RECORDS FOR THE EXERCISE:
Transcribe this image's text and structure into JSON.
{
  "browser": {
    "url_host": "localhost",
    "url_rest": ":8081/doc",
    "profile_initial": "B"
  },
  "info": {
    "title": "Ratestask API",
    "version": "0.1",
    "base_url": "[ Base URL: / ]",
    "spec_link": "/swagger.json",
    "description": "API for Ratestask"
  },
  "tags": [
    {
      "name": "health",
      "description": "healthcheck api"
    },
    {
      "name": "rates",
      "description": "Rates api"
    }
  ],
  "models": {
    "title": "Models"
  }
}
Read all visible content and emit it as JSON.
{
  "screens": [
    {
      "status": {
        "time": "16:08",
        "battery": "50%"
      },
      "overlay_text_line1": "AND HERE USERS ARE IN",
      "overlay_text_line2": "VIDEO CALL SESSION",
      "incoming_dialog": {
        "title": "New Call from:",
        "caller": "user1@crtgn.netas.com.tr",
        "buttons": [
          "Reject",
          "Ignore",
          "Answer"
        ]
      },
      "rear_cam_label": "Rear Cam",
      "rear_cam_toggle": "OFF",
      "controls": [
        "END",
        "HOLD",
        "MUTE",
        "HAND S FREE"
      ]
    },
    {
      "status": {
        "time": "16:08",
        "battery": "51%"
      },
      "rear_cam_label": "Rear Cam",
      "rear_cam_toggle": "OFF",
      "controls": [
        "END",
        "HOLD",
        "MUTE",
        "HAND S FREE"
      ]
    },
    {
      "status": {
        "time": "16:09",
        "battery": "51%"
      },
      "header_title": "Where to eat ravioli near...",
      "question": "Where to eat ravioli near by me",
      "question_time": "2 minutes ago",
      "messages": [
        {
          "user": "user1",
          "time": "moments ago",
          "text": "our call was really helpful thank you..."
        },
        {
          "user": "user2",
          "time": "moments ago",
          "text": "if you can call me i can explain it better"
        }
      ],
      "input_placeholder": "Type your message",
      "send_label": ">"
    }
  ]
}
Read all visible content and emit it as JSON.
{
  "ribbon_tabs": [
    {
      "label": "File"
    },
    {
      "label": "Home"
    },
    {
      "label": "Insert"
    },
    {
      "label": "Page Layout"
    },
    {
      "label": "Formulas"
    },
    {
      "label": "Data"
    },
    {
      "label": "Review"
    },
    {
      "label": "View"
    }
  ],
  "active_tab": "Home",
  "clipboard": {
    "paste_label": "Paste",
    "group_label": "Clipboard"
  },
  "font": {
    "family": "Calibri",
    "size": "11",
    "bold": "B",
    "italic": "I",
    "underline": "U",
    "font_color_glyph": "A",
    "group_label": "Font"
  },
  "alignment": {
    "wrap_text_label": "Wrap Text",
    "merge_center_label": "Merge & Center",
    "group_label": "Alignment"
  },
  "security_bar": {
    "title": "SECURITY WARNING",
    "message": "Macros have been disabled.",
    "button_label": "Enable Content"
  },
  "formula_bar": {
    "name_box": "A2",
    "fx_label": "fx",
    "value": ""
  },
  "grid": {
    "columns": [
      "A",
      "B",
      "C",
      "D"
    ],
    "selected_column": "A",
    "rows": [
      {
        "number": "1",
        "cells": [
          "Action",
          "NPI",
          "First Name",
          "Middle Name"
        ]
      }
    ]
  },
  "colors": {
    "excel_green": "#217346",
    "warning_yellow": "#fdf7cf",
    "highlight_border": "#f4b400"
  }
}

EXERCISE: Go through the listing and copy all of it exactly.

FINAL RESULT:
Transcribe this image's text and structure into JSON.
{
  "browser": {
    "url_host": "localhost",
    "url_rest": ":8081/doc",
    "profile_initial": "B"
  },
  "info": {
    "title": "Ratestask API",
    "version": "0.1",
    "base_url": "[ Base URL: / ]",
    "spec_link": "/swagger.json",
    "description": "API for Ratestask"
  },
  "tags": [
    {
      "name": "health",
      "description": "healthcheck api"
    },
    {
      "name": "rates",
      "description": "Rates api"
    }
  ],
  "models": {
    "title": "Models"
  }
}
Read all visible content and emit it as JSON.
{
  "screens": [
    {
      "status": {
        "time": "16:08",
        "battery": "50%"
      },
      "overlay_text_line1": "AND HERE USERS ARE IN",
      "overlay_text_line2": "VIDEO CALL SESSION",
      "incoming_dialog": {
        "title": "New Call from:",
        "caller": "user1@crtgn.netas.com.tr",
        "buttons": [
          "Reject",
          "Ignore",
          "Answer"
        ]
      },
      "rear_cam_label": "Rear Cam",
      "rear_cam_toggle": "OFF",
      "controls": [
        "END",
        "HOLD",
        "MUTE",
        "HAND S FREE"
      ]
    },
    {
      "status": {
        "time": "16:08",
        "battery": "51%"
      },
      "rear_cam_label": "Rear Cam",
      "rear_cam_toggle": "OFF",
      "controls": [
        "END",
        "HOLD",
        "MUTE",
        "HAND S FREE"
      ]
    },
    {
      "status": {
        "time": "16:09",
        "battery": "51%"
      },
      "header_title": "Where to eat ravioli near...",
      "question": "Where to eat ravioli near by me",
      "question_time": "2 minutes ago",
      "messages": [
        {
          "user": "user1",
          "time": "moments ago",
          "text": "our call was really helpful thank you..."
        },
        {
          "user": "user2",
          "time": "moments ago",
          "text": "if you can call me i can explain it better"
        }
      ],
      "input_placeholder": "Type your message",
      "send_label": ">"
    }
  ]
}
Read all visible content and emit it as JSON.
{
  "ribbon_tabs": [
    {
      "label": "File"
    },
    {
      "label": "Home"
    },
    {
      "label": "Insert"
    },
    {
      "label": "Page Layout"
    },
    {
      "label": "Formulas"
    },
    {
      "label": "Data"
    },
    {
      "label": "Review"
    },
    {
      "label": "View"
    }
  ],
  "active_tab": "Home",
  "clipboard": {
    "paste_label": "Paste",
    "group_label": "Clipboard"
  },
  "font": {
    "family": "Calibri",
    "size": "11",
    "bold": "B",
    "italic": "I",
    "underline": "U",
    "font_color_glyph": "A",
    "group_label": "Font"
  },
  "alignment": {
    "wrap_text_label": "Wrap Text",
    "merge_center_label": "Merge & Center",
    "group_label": "Alignment"
  },
  "security_bar": {
    "title": "SECURITY WARNING",
    "message": "Macros have been disabled.",
    "button_label": "Enable Content"
  },
  "formula_bar": {
    "name_box": "A2",
    "fx_label": "fx",
    "value": ""
  },
  "grid": {
    "columns": [
      "A",
      "B",
      "C",
      "D"
    ],
    "selected_column": "A",
    "rows": [
      {
        "number": "1",
        "cells": [
          "Action",
          "NPI",
          "First Name",
          "Middle Name"
        ]
      }
    ]
  },
  "colors": {
    "excel_green": "#217346",
    "warning_yellow": "#fdf7cf",
    "highlight_border": "#f4b400"
  }
}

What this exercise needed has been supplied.